### What to work on
The exercise asks for every line of the data to be reproduced exactly.

Excerpt from a dataset:
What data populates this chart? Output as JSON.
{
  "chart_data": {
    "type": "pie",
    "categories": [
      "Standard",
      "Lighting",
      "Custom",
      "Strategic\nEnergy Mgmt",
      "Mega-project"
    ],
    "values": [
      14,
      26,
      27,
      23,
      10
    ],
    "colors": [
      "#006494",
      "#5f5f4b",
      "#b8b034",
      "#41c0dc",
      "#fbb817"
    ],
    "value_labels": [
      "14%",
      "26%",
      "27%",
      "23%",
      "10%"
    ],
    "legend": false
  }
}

### Solution below
What data populates this chart? Output as JSON.
{
  "chart_data": {
    "type": "pie",
    "categories": [
      "Standard",
      "Lighting",
      "Custom",
      "Strategic\nEnergy Mgmt",
      "Mega-project"
    ],
    "values": [
      14,
      26,
      27,
      23,
      10
    ],
    "colors": [
      "#006494",
      "#5f5f4b",
      "#b8b034",
      "#41c0dc",
      "#fbb817"
    ],
    "value_labels": [
      "14%",
      "26%",
      "27%",
      "23%",
      "10%"
    ],
    "legend": false
  }
}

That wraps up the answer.